**Data listing:**
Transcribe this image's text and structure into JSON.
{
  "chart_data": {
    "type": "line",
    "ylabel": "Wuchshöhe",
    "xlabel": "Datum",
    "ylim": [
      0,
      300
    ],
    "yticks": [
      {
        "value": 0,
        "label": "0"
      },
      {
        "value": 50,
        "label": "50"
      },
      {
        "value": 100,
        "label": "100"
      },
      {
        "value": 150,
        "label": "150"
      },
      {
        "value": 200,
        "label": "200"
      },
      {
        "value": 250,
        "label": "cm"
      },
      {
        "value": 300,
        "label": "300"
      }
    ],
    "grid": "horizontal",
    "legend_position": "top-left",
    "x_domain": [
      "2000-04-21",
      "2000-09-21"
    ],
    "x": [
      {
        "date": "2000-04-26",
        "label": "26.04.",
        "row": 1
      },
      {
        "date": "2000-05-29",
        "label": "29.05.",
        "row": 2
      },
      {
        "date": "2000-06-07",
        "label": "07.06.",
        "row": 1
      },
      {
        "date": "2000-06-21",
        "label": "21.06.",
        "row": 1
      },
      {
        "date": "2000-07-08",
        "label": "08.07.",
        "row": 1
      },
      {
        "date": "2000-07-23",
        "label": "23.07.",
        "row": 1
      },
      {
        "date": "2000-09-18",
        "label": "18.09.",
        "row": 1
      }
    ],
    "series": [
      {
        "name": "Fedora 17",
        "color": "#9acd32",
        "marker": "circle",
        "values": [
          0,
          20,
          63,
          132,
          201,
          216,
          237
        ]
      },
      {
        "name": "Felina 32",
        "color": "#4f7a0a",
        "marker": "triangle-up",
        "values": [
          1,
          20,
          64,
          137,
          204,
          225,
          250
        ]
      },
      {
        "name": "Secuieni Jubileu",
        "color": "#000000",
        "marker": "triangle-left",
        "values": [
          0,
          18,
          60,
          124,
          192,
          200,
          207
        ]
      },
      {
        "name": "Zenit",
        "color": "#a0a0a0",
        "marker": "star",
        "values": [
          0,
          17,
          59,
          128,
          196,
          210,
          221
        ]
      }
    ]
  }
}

**TASK GOAL:**
Go through the material and select each line with the string "marker" in it.

**EXPECTED ANSWER:**
        "marker": "circle",
        "marker": "triangle-up",
        "marker": "triangle-left",
        "marker": "star",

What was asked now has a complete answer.